→ Dataset records:

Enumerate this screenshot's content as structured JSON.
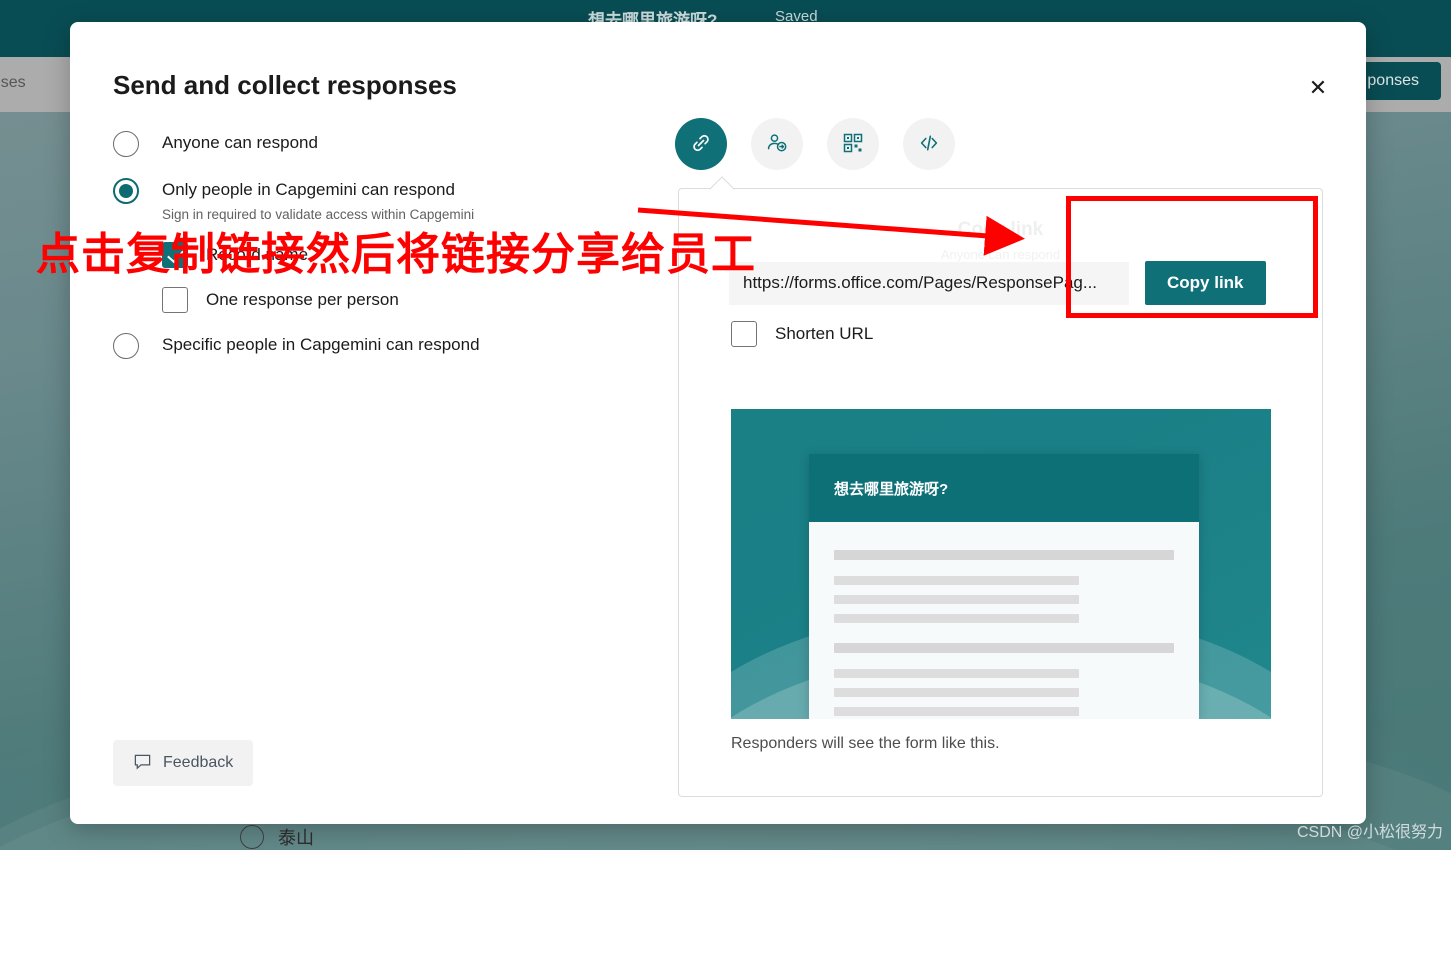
{
  "background": {
    "form_title": "想去哪里旅游呀?",
    "save_status": "Saved",
    "left_tab_label": "sponses",
    "collect_button_label": "ponses",
    "question_option_label": "泰山"
  },
  "modal": {
    "title": "Send and collect responses",
    "close_icon": "close-icon",
    "close_label": "✕"
  },
  "audience": {
    "options": [
      {
        "label": "Anyone can respond",
        "selected": false
      },
      {
        "label": "Only people in Capgemini can respond",
        "selected": true,
        "sub_text": "Sign in required to validate access within Capgemini"
      },
      {
        "label": "Specific people in Capgemini can respond",
        "selected": false
      }
    ],
    "sub_checkboxes": [
      {
        "label": "Record name",
        "checked": true
      },
      {
        "label": "One response per person",
        "checked": false
      }
    ]
  },
  "share_tabs": [
    {
      "icon": "link-icon",
      "label": "Link",
      "active": true
    },
    {
      "icon": "person-share-icon",
      "label": "Invite",
      "active": false
    },
    {
      "icon": "qr-code-icon",
      "label": "QR code",
      "active": false
    },
    {
      "icon": "embed-code-icon",
      "label": "Embed",
      "active": false
    }
  ],
  "share_panel": {
    "heading": "Copy link",
    "subheading": "Anyone can respond",
    "url_value": "https://forms.office.com/Pages/ResponsePag...",
    "copy_button_label": "Copy link",
    "shorten_url": {
      "label": "Shorten URL",
      "checked": false
    },
    "preview_caption": "Responders will see the form like this.",
    "preview_card_title": "想去哪里旅游呀?"
  },
  "feedback": {
    "icon": "comment-icon",
    "label": "Feedback"
  },
  "annotations": {
    "callout_text": "点击复制链接然后将链接分享给员工",
    "highlight_color": "#fe0000"
  },
  "watermark": "CSDN @小松很努力",
  "colors": {
    "accent_teal": "#0f7077",
    "dark_teal": "#0a5158",
    "annotation_red": "#fe0000"
  }
}
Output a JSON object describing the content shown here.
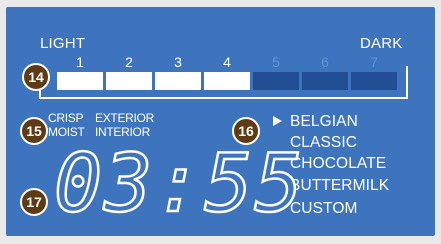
{
  "header": {
    "left_label": "LIGHT",
    "right_label": "DARK"
  },
  "levels": [
    {
      "number": "1",
      "active": true
    },
    {
      "number": "2",
      "active": true
    },
    {
      "number": "3",
      "active": true
    },
    {
      "number": "4",
      "active": true
    },
    {
      "number": "5",
      "active": false
    },
    {
      "number": "6",
      "active": false
    },
    {
      "number": "7",
      "active": false
    }
  ],
  "callouts": {
    "c14": "14",
    "c15": "15",
    "c16": "16",
    "c17": "17"
  },
  "texture": {
    "crisp": "CRISP",
    "exterior": "EXTERIOR",
    "moist": "MOIST",
    "interior": "INTERIOR"
  },
  "menu": {
    "selected_index": 0,
    "items": [
      "BELGIAN",
      "CLASSIC",
      "CHOCOLATE",
      "BUTTERMILK",
      "CUSTOM"
    ]
  },
  "timer": {
    "display": "03:55"
  },
  "colors": {
    "lcd_bg": "#3d74bd",
    "inactive_bar": "#224e95",
    "badge": "#5e3b14",
    "text": "#ffffff"
  }
}
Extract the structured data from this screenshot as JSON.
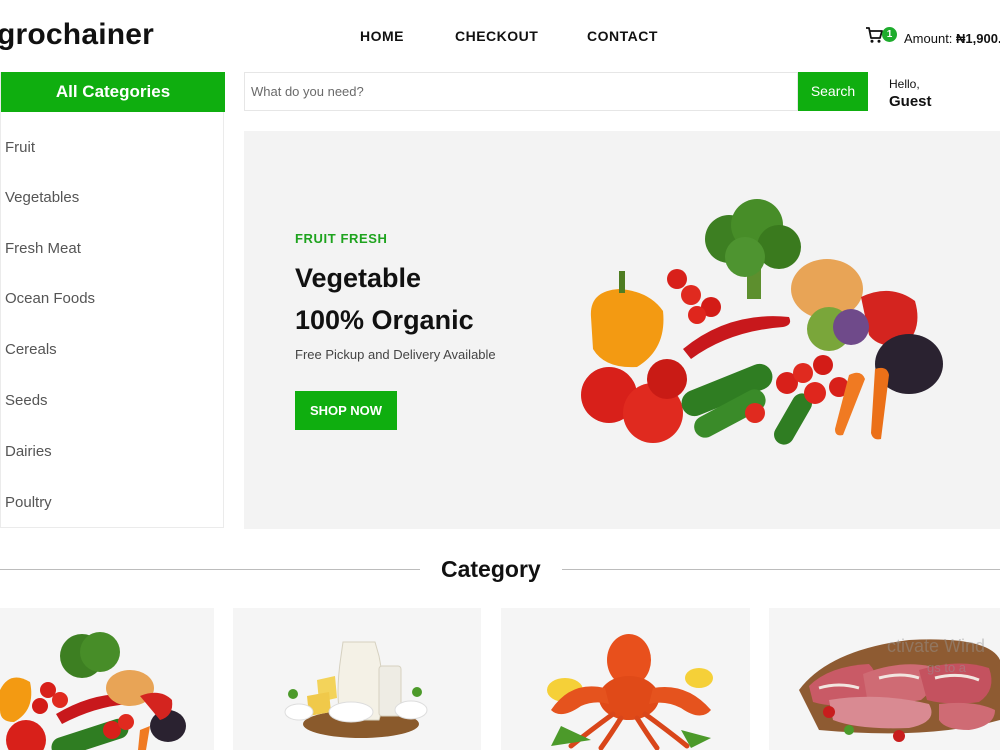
{
  "header": {
    "logo": "grochainer",
    "nav": [
      "HOME",
      "CHECKOUT",
      "CONTACT"
    ],
    "cart_count": "1",
    "amount_label": "Amount:",
    "amount_value": "₦1,900."
  },
  "sidebar": {
    "title": "All Categories",
    "items": [
      "Fruit",
      "Vegetables",
      "Fresh Meat",
      "Ocean Foods",
      "Cereals",
      "Seeds",
      "Dairies",
      "Poultry"
    ]
  },
  "search": {
    "placeholder": "What do you need?",
    "button": "Search"
  },
  "user": {
    "hello": "Hello,",
    "name": "Guest"
  },
  "hero": {
    "tag": "FRUIT FRESH",
    "title_line1": "Vegetable",
    "title_line2": "100% Organic",
    "subtitle": "Free Pickup and Delivery Available",
    "button": "SHOP NOW",
    "image": "vegetables-image"
  },
  "category_section": {
    "title": "Category",
    "cards": [
      "vegetables-image",
      "dairy-image",
      "seafood-image",
      "meat-image"
    ]
  },
  "overlay": {
    "watermark_line1": "ctivate Wind",
    "watermark_line2": "gs to a"
  },
  "colors": {
    "accent": "#0fae0f",
    "hero_bg": "#f3f3f3",
    "tag_green": "#1ea31e"
  }
}
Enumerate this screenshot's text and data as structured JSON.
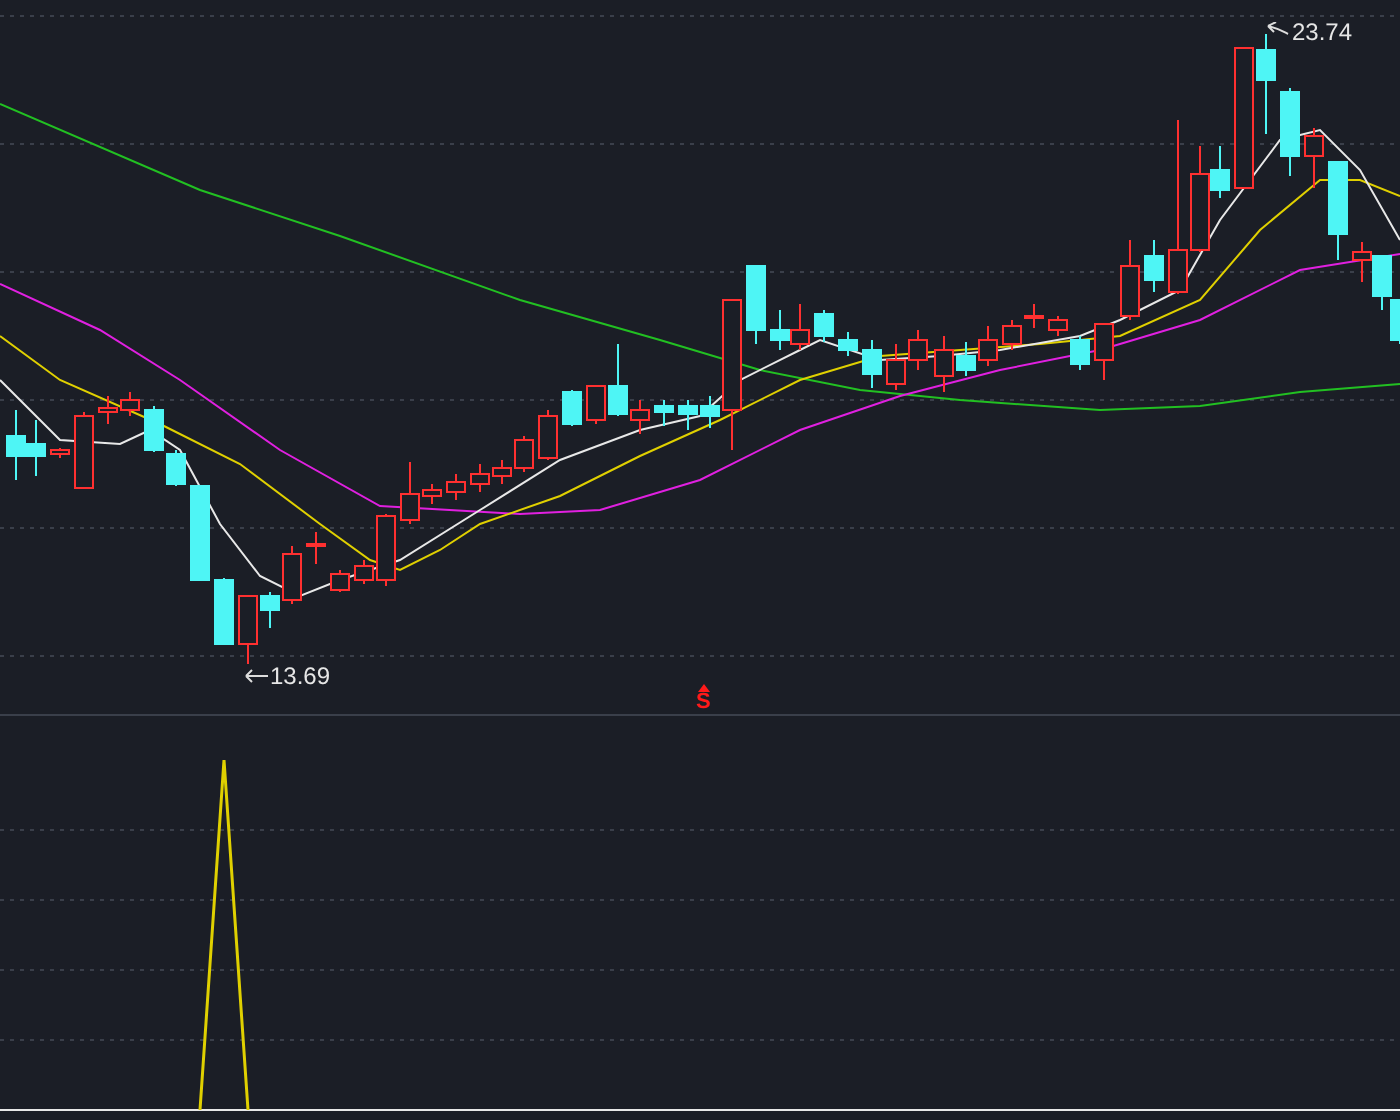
{
  "price_panel": {
    "high_label": "23.74",
    "low_label": "13.69",
    "signal": {
      "label": "S"
    }
  }
}
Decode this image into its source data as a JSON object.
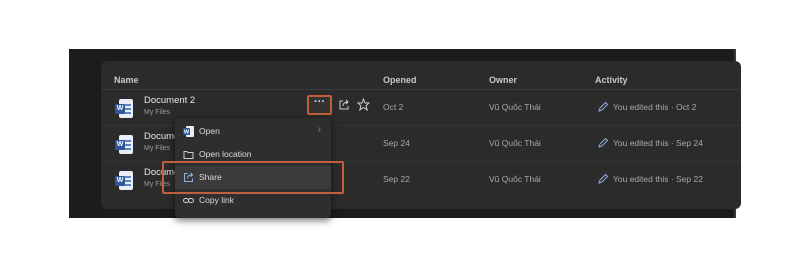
{
  "table": {
    "headers": {
      "name": "Name",
      "opened": "Opened",
      "owner": "Owner",
      "activity": "Activity"
    },
    "rows": [
      {
        "name": "Document 2",
        "location": "My Files",
        "opened": "Oct 2",
        "owner": "Vũ Quốc Thái",
        "activity": "You edited this · Oct 2"
      },
      {
        "name": "Docume",
        "location": "My Files",
        "opened": "Sep 24",
        "owner": "Vũ Quốc Thái",
        "activity": "You edited this · Sep 24"
      },
      {
        "name": "Docume",
        "location": "My Files",
        "opened": "Sep 22",
        "owner": "Vũ Quốc Thái",
        "activity": "You edited this · Sep 22"
      }
    ],
    "more_label": "···",
    "file_badge": "W"
  },
  "context_menu": {
    "items": [
      {
        "label": "Open",
        "icon": "word-icon",
        "has_submenu": true,
        "chevron": "›"
      },
      {
        "label": "Open location",
        "icon": "folder-icon"
      },
      {
        "label": "Share",
        "icon": "share-icon",
        "highlighted": true
      },
      {
        "label": "Copy link",
        "icon": "link-icon"
      }
    ]
  },
  "colors": {
    "background": "#1c1c1c",
    "panel": "#2b2b2b",
    "highlight_box": "#c25e3e",
    "word_blue": "#2b5797"
  }
}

→ DIRECTIONS FOR THIS TASK: Write out each line of the data that holds the string "想去哪里旅游呀".

→ SOLUTION:
    "form_title": "想去哪里旅游呀?",
    "preview_card_title": "想去哪里旅游呀?"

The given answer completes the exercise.